[Dataset items]
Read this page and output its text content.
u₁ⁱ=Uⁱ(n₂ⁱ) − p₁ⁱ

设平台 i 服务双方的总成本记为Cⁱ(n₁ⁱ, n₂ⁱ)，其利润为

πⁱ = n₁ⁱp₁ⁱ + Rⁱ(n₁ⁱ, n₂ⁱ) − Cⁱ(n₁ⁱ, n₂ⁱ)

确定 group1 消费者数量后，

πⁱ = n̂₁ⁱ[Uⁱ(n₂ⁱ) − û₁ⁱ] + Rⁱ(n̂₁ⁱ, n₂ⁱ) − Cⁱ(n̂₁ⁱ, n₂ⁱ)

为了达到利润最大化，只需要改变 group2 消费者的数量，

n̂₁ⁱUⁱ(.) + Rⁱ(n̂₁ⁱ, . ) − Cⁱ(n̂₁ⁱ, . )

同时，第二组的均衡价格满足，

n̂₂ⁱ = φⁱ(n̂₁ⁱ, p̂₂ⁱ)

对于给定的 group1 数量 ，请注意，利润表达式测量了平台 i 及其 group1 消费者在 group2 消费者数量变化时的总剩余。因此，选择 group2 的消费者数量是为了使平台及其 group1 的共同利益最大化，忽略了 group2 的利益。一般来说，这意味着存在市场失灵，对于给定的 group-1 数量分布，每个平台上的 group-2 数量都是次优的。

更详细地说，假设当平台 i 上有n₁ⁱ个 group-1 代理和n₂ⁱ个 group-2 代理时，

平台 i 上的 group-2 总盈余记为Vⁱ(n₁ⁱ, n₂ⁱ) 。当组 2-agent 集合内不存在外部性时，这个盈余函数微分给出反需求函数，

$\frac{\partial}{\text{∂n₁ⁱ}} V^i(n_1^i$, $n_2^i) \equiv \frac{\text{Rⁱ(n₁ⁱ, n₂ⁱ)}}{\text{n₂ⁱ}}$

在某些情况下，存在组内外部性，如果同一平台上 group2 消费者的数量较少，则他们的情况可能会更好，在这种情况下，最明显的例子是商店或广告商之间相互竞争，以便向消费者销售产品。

Problem>
Transcribe the whole listing with nothing added or left out.

Written answer>
Read this page and output its text content.
u₁ⁱ=Uⁱ(n₂ⁱ) − p₁ⁱ

设平台 i 服务双方的总成本记为Cⁱ(n₁ⁱ, n₂ⁱ)，其利润为

πⁱ = n₁ⁱp₁ⁱ + Rⁱ(n₁ⁱ, n₂ⁱ) − Cⁱ(n₁ⁱ, n₂ⁱ)

确定 group1 消费者数量后，

πⁱ = n̂₁ⁱ[Uⁱ(n₂ⁱ) − û₁ⁱ] + Rⁱ(n̂₁ⁱ, n₂ⁱ) − Cⁱ(n̂₁ⁱ, n₂ⁱ)

为了达到利润最大化，只需要改变 group2 消费者的数量，

n̂₁ⁱUⁱ(.) + Rⁱ(n̂₁ⁱ, . ) − Cⁱ(n̂₁ⁱ, . )

同时，第二组的均衡价格满足，

n̂₂ⁱ = φⁱ(n̂₁ⁱ, p̂₂ⁱ)

对于给定的 group1 数量 ，请注意，利润表达式测量了平台 i 及其 group1 消费者在 group2 消费者数量变化时的总剩余。因此，选择 group2 的消费者数量是为了使平台及其 group1 的共同利益最大化，忽略了 group2 的利益。一般来说，这意味着存在市场失灵，对于给定的 group-1 数量分布，每个平台上的 group-2 数量都是次优的。

更详细地说，假设当平台 i 上有n₁ⁱ个 group-1 代理和n₂ⁱ个 group-2 代理时，

平台 i 上的 group-2 总盈余记为Vⁱ(n₁ⁱ, n₂ⁱ) 。当组 2-agent 集合内不存在外部性时，这个盈余函数微分给出反需求函数，

$\frac{\partial}{\text{∂n₁ⁱ}} V^i(n_1^i$, $n_2^i) \equiv \frac{\text{Rⁱ(n₁ⁱ, n₂ⁱ)}}{\text{n₂ⁱ}}$

在某些情况下，存在组内外部性，如果同一平台上 group2 消费者的数量较少，则他们的情况可能会更好，在这种情况下，最明显的例子是商店或广告商之间相互竞争，以便向消费者销售产品。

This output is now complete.